> Task requirements
Extract all lines that hold "their" from the records below.
○ ○ ○ ○
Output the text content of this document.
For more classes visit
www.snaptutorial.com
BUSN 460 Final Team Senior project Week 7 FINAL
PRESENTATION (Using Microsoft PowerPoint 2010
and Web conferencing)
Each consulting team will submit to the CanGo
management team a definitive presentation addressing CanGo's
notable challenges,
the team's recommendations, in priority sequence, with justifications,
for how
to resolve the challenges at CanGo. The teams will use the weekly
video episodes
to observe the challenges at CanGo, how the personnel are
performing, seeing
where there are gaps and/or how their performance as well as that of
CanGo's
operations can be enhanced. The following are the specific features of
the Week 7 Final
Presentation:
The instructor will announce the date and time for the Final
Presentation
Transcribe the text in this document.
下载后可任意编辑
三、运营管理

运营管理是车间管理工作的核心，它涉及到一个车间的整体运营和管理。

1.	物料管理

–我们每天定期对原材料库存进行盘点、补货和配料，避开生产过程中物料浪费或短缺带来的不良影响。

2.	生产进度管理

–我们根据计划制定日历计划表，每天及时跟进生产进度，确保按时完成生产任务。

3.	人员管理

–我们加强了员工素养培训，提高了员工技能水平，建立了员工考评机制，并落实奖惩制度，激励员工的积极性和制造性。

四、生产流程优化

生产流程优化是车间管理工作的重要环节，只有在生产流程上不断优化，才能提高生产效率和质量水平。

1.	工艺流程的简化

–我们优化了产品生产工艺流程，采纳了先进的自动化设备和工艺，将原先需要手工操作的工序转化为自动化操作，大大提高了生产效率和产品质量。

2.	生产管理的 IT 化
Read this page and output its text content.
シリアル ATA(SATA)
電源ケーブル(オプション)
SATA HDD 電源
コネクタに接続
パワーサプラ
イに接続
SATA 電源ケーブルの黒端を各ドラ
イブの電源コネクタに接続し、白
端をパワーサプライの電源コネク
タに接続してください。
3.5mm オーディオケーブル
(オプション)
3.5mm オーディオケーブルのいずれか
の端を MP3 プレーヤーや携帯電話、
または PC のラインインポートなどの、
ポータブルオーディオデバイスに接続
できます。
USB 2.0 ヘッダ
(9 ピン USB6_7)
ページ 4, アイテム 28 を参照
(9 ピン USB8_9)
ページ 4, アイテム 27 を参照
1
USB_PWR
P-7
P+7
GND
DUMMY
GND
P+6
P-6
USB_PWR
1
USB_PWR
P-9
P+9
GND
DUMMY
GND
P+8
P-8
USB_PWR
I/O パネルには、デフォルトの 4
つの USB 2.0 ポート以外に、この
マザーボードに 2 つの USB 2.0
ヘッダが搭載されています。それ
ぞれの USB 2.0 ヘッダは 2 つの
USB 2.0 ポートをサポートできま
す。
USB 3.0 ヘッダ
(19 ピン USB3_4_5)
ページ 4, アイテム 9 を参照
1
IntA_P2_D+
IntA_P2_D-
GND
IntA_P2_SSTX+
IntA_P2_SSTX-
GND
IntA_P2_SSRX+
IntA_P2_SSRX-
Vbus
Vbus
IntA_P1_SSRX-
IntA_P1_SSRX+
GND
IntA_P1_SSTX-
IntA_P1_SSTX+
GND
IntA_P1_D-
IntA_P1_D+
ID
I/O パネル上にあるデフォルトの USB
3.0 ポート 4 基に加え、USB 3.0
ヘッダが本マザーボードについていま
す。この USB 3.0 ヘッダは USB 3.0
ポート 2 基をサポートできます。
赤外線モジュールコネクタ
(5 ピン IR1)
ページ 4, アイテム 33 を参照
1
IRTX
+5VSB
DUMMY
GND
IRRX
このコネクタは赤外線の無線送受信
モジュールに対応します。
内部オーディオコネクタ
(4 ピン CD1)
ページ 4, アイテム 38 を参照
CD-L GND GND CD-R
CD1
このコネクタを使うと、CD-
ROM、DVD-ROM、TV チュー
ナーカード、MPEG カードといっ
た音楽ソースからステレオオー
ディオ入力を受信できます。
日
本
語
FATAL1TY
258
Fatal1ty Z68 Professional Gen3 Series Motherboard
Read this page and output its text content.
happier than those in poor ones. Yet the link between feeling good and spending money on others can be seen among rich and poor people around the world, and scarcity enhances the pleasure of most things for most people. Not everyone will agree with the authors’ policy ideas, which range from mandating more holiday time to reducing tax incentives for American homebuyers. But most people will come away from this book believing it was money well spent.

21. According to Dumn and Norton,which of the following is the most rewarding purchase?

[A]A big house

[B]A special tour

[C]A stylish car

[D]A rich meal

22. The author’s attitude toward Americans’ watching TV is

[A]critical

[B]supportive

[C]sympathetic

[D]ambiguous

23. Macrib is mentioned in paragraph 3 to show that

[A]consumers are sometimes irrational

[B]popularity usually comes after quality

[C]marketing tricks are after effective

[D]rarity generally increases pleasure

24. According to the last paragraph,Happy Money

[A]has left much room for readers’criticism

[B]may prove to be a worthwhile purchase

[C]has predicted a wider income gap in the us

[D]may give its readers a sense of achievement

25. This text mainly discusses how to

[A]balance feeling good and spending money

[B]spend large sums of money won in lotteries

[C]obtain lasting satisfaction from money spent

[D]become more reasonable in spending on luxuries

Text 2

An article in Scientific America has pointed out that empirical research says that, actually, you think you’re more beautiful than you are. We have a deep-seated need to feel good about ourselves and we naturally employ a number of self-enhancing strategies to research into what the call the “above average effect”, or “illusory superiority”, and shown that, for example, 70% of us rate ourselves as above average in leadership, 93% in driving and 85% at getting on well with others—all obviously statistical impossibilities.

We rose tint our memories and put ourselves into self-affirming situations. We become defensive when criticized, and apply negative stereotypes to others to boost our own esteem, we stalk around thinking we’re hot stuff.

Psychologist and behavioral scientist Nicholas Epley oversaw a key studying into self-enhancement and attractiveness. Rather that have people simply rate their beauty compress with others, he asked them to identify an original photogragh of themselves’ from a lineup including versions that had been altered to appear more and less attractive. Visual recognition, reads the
○ ○ ○ ○
> Task result
where there are gaps and/or how their performance as well as that of
Psychologist and behavioral scientist Nicholas Epley oversaw a key studying into self-enhancement and attractiveness. Rather that have people simply rate their beauty compress with others, he asked them to identify an original photogragh of themselves’ from a lineup including versions that had been altered to appear more and less attractive. Visual recognition, reads the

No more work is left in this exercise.